##### RECORDS SUPPLIED #####
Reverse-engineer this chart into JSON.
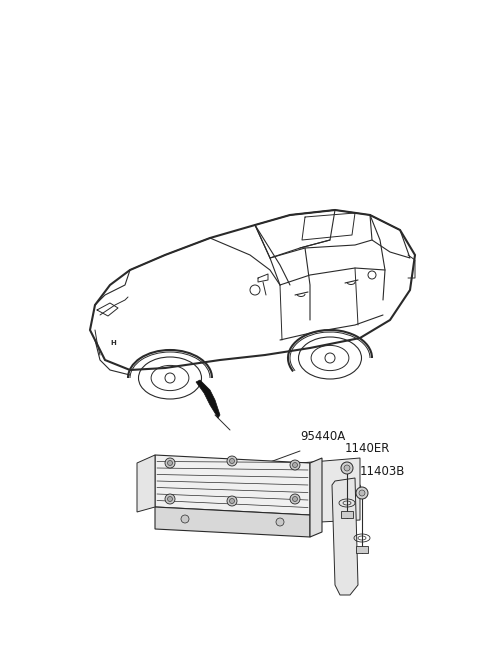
{
  "background_color": "#ffffff",
  "line_color": "#2a2a2a",
  "label_color": "#1a1a1a",
  "fig_width": 4.8,
  "fig_height": 6.55,
  "dpi": 100,
  "label_95440A": "95440A",
  "label_1140ER": "1140ER",
  "label_11403B": "11403B",
  "label_fontsize": 8.5
}
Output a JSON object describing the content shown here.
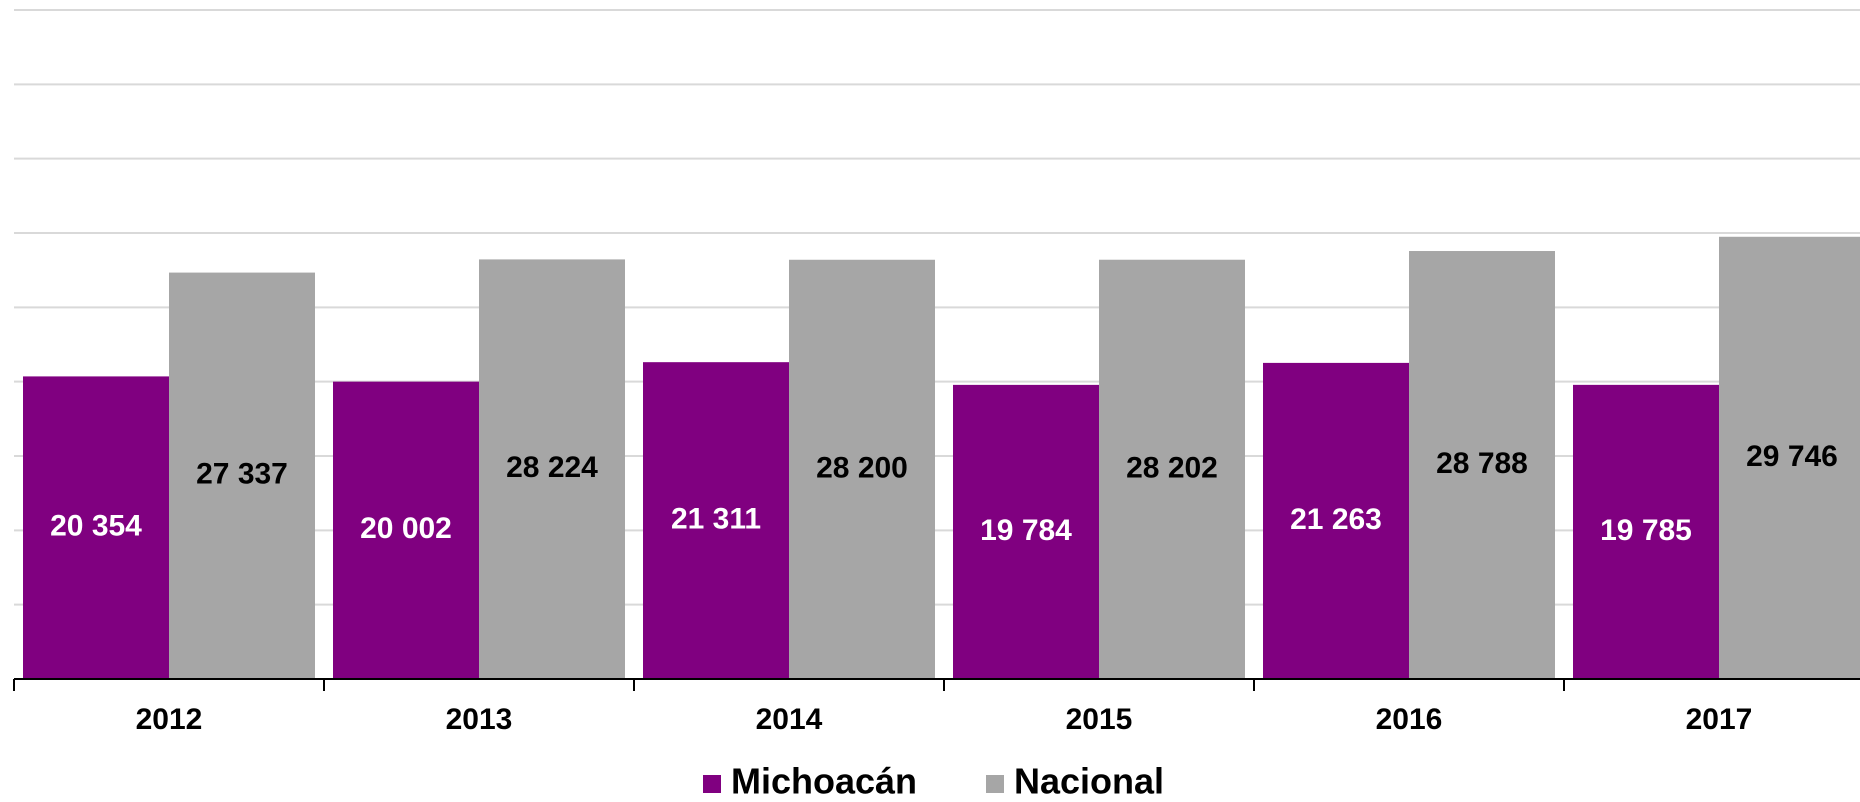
#####
**EXERCISE**
Write the lines above out again exactly, without any of their pictures.

**CORRECT ANSWER**
Reverse-engineer this chart into JSON.
{
  "background_color": "#ffffff",
  "line_color": "#2a2a2a",
  "label_color": "#1a1a1a",
  "fig_width": 4.8,
  "fig_height": 6.55,
  "dpi": 100,
  "label_95440A": "95440A",
  "label_1140ER": "1140ER",
  "label_11403B": "11403B",
  "label_fontsize": 8.5
}
Output a JSON object describing the content shown here.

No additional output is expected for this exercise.